* _Given problem_: Write out exactly the lines running from the one that contains "Output a JSON" through the end of the material.

━━ Material for this task ━━

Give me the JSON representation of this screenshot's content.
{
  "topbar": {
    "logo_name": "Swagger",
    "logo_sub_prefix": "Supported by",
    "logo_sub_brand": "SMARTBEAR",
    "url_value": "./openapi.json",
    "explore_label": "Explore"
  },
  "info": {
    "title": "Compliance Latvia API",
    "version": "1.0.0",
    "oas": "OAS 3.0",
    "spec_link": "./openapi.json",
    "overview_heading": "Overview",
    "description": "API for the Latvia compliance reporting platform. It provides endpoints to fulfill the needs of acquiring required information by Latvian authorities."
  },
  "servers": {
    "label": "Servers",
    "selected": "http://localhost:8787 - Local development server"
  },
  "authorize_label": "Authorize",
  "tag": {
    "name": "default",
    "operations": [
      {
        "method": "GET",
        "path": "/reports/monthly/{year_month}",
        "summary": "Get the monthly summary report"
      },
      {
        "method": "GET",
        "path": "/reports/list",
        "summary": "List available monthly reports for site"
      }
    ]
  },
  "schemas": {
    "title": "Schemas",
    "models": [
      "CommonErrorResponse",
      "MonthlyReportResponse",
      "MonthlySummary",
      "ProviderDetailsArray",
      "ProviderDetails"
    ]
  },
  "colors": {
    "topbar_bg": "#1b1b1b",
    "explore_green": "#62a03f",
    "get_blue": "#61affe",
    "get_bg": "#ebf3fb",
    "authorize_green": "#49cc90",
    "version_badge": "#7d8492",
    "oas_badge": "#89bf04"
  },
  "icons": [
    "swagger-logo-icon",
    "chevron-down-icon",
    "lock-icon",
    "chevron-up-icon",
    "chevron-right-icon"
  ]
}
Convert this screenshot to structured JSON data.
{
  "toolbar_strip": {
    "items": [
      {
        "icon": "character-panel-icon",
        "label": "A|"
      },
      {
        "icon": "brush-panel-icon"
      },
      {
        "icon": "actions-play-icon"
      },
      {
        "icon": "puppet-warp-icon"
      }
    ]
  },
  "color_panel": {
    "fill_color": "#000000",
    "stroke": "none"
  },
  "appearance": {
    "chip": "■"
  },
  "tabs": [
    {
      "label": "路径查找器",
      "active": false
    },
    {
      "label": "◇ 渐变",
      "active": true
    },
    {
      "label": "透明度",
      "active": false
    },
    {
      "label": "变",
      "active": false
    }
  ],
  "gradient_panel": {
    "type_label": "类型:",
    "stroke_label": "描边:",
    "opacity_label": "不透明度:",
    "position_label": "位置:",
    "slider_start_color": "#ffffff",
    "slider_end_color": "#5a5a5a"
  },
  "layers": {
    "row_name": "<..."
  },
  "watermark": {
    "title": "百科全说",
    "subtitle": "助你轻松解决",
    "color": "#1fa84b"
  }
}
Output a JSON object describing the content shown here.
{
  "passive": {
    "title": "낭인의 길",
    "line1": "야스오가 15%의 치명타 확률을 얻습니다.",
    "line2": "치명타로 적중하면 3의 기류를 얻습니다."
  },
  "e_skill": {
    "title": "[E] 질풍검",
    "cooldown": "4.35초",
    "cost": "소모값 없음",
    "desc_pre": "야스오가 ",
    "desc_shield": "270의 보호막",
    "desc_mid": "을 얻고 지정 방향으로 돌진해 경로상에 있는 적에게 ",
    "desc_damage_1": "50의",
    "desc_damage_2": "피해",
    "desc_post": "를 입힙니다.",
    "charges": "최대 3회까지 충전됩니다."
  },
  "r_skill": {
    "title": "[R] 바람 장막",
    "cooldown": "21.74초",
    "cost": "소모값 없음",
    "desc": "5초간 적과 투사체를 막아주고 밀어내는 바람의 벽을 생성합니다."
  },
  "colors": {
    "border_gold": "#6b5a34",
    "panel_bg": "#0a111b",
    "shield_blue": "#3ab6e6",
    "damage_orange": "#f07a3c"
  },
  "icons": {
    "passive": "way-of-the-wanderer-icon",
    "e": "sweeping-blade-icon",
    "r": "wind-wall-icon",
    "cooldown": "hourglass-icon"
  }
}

━━━

* _The completed task_:
Output a JSON object describing the content shown here.
{
  "passive": {
    "title": "낭인의 길",
    "line1": "야스오가 15%의 치명타 확률을 얻습니다.",
    "line2": "치명타로 적중하면 3의 기류를 얻습니다."
  },
  "e_skill": {
    "title": "[E] 질풍검",
    "cooldown": "4.35초",
    "cost": "소모값 없음",
    "desc_pre": "야스오가 ",
    "desc_shield": "270의 보호막",
    "desc_mid": "을 얻고 지정 방향으로 돌진해 경로상에 있는 적에게 ",
    "desc_damage_1": "50의",
    "desc_damage_2": "피해",
    "desc_post": "를 입힙니다.",
    "charges": "최대 3회까지 충전됩니다."
  },
  "r_skill": {
    "title": "[R] 바람 장막",
    "cooldown": "21.74초",
    "cost": "소모값 없음",
    "desc": "5초간 적과 투사체를 막아주고 밀어내는 바람의 벽을 생성합니다."
  },
  "colors": {
    "border_gold": "#6b5a34",
    "panel_bg": "#0a111b",
    "shield_blue": "#3ab6e6",
    "damage_orange": "#f07a3c"
  },
  "icons": {
    "passive": "way-of-the-wanderer-icon",
    "e": "sweeping-blade-icon",
    "r": "wind-wall-icon",
    "cooldown": "hourglass-icon"
  }
}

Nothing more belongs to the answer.